• **Dataset rows**
★ ★ ★ ★ ★ ★ ★
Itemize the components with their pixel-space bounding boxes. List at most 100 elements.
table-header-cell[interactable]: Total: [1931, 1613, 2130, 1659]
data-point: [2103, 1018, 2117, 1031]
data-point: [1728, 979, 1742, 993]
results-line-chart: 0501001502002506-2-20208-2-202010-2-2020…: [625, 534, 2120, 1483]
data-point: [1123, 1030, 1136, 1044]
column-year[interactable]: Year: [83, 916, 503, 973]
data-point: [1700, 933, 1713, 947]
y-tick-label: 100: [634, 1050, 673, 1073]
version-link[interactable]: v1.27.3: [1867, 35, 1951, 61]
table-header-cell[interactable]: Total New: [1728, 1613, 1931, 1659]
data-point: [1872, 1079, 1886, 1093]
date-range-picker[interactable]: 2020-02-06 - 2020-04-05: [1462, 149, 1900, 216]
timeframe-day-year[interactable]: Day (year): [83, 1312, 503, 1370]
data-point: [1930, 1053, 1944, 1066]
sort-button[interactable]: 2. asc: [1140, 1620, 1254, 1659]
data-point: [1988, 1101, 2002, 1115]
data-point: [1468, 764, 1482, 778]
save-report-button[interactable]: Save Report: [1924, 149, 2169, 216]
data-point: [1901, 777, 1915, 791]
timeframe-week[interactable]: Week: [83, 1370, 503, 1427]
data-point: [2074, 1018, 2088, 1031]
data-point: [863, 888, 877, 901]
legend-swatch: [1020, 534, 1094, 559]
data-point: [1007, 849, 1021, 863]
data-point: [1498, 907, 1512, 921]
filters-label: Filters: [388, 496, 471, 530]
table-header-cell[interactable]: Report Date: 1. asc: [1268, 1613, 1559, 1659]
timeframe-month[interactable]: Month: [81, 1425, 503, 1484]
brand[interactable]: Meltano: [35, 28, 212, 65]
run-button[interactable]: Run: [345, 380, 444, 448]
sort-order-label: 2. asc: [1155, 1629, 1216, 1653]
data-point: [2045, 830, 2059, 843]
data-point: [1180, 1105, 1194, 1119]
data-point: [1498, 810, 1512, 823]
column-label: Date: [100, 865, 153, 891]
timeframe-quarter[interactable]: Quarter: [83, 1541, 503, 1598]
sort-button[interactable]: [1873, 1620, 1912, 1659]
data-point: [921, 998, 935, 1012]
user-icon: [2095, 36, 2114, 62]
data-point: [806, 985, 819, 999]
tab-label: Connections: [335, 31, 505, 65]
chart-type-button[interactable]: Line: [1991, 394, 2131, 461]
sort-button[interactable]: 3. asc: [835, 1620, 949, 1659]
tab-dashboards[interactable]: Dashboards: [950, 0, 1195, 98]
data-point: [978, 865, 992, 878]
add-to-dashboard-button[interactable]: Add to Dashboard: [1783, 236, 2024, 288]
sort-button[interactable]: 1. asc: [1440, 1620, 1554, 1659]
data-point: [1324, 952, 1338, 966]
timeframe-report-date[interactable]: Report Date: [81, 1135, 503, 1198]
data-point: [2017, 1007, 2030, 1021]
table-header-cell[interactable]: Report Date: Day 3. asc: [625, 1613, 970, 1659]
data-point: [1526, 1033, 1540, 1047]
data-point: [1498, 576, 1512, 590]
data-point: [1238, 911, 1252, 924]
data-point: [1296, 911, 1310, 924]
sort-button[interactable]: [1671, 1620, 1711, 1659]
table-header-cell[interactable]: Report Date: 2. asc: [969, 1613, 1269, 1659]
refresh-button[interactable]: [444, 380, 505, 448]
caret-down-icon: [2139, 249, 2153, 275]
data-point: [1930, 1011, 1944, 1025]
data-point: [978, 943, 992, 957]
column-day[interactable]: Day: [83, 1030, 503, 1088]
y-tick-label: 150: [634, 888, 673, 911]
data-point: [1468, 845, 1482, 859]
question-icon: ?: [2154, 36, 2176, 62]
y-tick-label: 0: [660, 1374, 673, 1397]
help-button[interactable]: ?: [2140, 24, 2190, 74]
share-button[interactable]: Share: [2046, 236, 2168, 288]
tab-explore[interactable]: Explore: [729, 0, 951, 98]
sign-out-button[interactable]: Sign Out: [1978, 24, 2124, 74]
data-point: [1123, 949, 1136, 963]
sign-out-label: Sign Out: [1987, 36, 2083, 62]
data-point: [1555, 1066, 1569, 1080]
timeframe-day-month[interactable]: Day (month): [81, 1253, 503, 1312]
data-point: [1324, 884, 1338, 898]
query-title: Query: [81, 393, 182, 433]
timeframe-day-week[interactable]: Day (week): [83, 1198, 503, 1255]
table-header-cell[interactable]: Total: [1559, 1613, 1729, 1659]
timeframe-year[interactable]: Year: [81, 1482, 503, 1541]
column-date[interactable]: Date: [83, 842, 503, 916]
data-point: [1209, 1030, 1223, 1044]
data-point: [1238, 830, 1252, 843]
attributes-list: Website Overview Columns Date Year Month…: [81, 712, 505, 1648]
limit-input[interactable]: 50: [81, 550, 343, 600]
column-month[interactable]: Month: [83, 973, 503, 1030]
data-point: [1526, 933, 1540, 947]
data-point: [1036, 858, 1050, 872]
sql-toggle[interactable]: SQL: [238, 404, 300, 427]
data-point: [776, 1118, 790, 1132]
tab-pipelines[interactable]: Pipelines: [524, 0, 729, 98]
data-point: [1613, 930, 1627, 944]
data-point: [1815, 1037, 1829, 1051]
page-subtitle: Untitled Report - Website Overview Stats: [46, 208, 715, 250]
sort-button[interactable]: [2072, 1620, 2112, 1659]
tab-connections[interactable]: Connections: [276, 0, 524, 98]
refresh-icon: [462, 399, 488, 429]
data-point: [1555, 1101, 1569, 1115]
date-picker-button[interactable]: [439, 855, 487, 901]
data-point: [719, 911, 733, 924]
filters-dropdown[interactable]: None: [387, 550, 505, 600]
★ ★ ★ ★ ★ ★ ★
• **EXERCISE GOAL**
Reproduce the listing word for word, from its first line up to and including the line that contains "data-point: [1007, 849, 1021, 863]".

• **CORRECT OUTPUT**
Itemize the components with their pixel-space bounding boxes. List at most 100 elements.
table-header-cell[interactable]: Total: [1931, 1613, 2130, 1659]
data-point: [2103, 1018, 2117, 1031]
data-point: [1728, 979, 1742, 993]
results-line-chart: 0501001502002506-2-20208-2-202010-2-2020…: [625, 534, 2120, 1483]
data-point: [1123, 1030, 1136, 1044]
column-year[interactable]: Year: [83, 916, 503, 973]
data-point: [1700, 933, 1713, 947]
y-tick-label: 100: [634, 1050, 673, 1073]
version-link[interactable]: v1.27.3: [1867, 35, 1951, 61]
table-header-cell[interactable]: Total New: [1728, 1613, 1931, 1659]
data-point: [1872, 1079, 1886, 1093]
date-range-picker[interactable]: 2020-02-06 - 2020-04-05: [1462, 149, 1900, 216]
timeframe-day-year[interactable]: Day (year): [83, 1312, 503, 1370]
data-point: [1930, 1053, 1944, 1066]
sort-button[interactable]: 2. asc: [1140, 1620, 1254, 1659]
data-point: [1988, 1101, 2002, 1115]
data-point: [1468, 764, 1482, 778]
save-report-button[interactable]: Save Report: [1924, 149, 2169, 216]
data-point: [1901, 777, 1915, 791]
timeframe-week[interactable]: Week: [83, 1370, 503, 1427]
data-point: [2074, 1018, 2088, 1031]
data-point: [863, 888, 877, 901]
legend-swatch: [1020, 534, 1094, 559]
data-point: [1007, 849, 1021, 863]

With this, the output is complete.